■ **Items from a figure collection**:

begin

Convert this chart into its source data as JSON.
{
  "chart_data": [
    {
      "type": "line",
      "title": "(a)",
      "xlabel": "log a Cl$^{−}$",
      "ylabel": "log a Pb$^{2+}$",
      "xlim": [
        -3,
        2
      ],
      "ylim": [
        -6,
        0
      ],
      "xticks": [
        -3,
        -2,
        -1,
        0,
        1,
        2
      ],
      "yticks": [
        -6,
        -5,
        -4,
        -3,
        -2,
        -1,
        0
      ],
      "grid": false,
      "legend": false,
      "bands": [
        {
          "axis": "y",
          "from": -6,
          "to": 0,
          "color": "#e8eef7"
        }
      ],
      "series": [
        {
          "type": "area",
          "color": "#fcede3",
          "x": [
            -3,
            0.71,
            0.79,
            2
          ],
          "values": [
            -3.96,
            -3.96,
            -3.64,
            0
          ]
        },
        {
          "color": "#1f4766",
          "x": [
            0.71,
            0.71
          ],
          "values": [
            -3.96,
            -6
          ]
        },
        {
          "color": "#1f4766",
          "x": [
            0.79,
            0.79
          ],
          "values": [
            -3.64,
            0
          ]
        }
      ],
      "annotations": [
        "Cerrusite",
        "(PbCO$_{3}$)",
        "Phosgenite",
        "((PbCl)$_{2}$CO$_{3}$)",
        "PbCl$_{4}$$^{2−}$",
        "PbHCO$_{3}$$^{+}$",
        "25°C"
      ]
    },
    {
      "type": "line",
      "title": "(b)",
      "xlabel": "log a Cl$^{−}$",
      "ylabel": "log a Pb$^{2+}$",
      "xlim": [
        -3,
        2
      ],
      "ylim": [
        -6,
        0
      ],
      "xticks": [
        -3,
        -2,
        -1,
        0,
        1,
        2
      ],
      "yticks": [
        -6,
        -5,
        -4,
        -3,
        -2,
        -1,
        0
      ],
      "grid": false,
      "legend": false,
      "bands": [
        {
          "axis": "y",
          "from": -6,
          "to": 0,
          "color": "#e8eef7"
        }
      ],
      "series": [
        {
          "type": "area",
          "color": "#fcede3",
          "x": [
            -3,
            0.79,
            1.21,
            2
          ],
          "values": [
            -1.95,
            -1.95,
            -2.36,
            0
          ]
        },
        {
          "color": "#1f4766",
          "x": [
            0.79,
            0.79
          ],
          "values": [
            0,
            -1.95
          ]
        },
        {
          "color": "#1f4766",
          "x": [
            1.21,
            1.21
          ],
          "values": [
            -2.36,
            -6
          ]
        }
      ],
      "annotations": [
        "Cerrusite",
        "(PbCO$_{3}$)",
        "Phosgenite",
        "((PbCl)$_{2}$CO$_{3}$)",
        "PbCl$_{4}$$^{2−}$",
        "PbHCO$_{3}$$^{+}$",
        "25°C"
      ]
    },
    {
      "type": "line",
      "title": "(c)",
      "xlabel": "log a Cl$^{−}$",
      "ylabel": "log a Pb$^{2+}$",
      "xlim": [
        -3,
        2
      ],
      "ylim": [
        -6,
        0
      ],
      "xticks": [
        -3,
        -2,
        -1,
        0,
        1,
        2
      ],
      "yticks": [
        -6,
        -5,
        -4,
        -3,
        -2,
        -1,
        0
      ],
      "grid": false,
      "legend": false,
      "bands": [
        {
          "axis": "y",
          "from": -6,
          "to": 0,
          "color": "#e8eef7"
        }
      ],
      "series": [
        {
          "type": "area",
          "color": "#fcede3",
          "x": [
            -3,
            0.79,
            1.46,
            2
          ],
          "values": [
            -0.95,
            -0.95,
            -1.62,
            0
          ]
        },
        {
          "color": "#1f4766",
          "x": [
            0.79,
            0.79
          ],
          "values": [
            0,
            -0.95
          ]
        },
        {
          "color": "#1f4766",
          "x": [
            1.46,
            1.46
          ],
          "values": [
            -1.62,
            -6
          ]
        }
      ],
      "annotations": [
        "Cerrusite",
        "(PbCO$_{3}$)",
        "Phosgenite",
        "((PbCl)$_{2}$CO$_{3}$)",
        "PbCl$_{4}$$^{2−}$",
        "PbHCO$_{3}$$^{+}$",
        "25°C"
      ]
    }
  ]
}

end

Extract the entries above verbatim.

Convert this chart into its source data as JSON.
{
  "chart_data": [
    {
      "type": "line",
      "title": "(a)",
      "xlabel": "log a Cl$^{−}$",
      "ylabel": "log a Pb$^{2+}$",
      "xlim": [
        -3,
        2
      ],
      "ylim": [
        -6,
        0
      ],
      "xticks": [
        -3,
        -2,
        -1,
        0,
        1,
        2
      ],
      "yticks": [
        -6,
        -5,
        -4,
        -3,
        -2,
        -1,
        0
      ],
      "grid": false,
      "legend": false,
      "bands": [
        {
          "axis": "y",
          "from": -6,
          "to": 0,
          "color": "#e8eef7"
        }
      ],
      "series": [
        {
          "type": "area",
          "color": "#fcede3",
          "x": [
            -3,
            0.71,
            0.79,
            2
          ],
          "values": [
            -3.96,
            -3.96,
            -3.64,
            0
          ]
        },
        {
          "color": "#1f4766",
          "x": [
            0.71,
            0.71
          ],
          "values": [
            -3.96,
            -6
          ]
        },
        {
          "color": "#1f4766",
          "x": [
            0.79,
            0.79
          ],
          "values": [
            -3.64,
            0
          ]
        }
      ],
      "annotations": [
        "Cerrusite",
        "(PbCO$_{3}$)",
        "Phosgenite",
        "((PbCl)$_{2}$CO$_{3}$)",
        "PbCl$_{4}$$^{2−}$",
        "PbHCO$_{3}$$^{+}$",
        "25°C"
      ]
    },
    {
      "type": "line",
      "title": "(b)",
      "xlabel": "log a Cl$^{−}$",
      "ylabel": "log a Pb$^{2+}$",
      "xlim": [
        -3,
        2
      ],
      "ylim": [
        -6,
        0
      ],
      "xticks": [
        -3,
        -2,
        -1,
        0,
        1,
        2
      ],
      "yticks": [
        -6,
        -5,
        -4,
        -3,
        -2,
        -1,
        0
      ],
      "grid": false,
      "legend": false,
      "bands": [
        {
          "axis": "y",
          "from": -6,
          "to": 0,
          "color": "#e8eef7"
        }
      ],
      "series": [
        {
          "type": "area",
          "color": "#fcede3",
          "x": [
            -3,
            0.79,
            1.21,
            2
          ],
          "values": [
            -1.95,
            -1.95,
            -2.36,
            0
          ]
        },
        {
          "color": "#1f4766",
          "x": [
            0.79,
            0.79
          ],
          "values": [
            0,
            -1.95
          ]
        },
        {
          "color": "#1f4766",
          "x": [
            1.21,
            1.21
          ],
          "values": [
            -2.36,
            -6
          ]
        }
      ],
      "annotations": [
        "Cerrusite",
        "(PbCO$_{3}$)",
        "Phosgenite",
        "((PbCl)$_{2}$CO$_{3}$)",
        "PbCl$_{4}$$^{2−}$",
        "PbHCO$_{3}$$^{+}$",
        "25°C"
      ]
    },
    {
      "type": "line",
      "title": "(c)",
      "xlabel": "log a Cl$^{−}$",
      "ylabel": "log a Pb$^{2+}$",
      "xlim": [
        -3,
        2
      ],
      "ylim": [
        -6,
        0
      ],
      "xticks": [
        -3,
        -2,
        -1,
        0,
        1,
        2
      ],
      "yticks": [
        -6,
        -5,
        -4,
        -3,
        -2,
        -1,
        0
      ],
      "grid": false,
      "legend": false,
      "bands": [
        {
          "axis": "y",
          "from": -6,
          "to": 0,
          "color": "#e8eef7"
        }
      ],
      "series": [
        {
          "type": "area",
          "color": "#fcede3",
          "x": [
            -3,
            0.79,
            1.46,
            2
          ],
          "values": [
            -0.95,
            -0.95,
            -1.62,
            0
          ]
        },
        {
          "color": "#1f4766",
          "x": [
            0.79,
            0.79
          ],
          "values": [
            0,
            -0.95
          ]
        },
        {
          "color": "#1f4766",
          "x": [
            1.46,
            1.46
          ],
          "values": [
            -1.62,
            -6
          ]
        }
      ],
      "annotations": [
        "Cerrusite",
        "(PbCO$_{3}$)",
        "Phosgenite",
        "((PbCl)$_{2}$CO$_{3}$)",
        "PbCl$_{4}$$^{2−}$",
        "PbHCO$_{3}$$^{+}$",
        "25°C"
      ]
    }
  ]
}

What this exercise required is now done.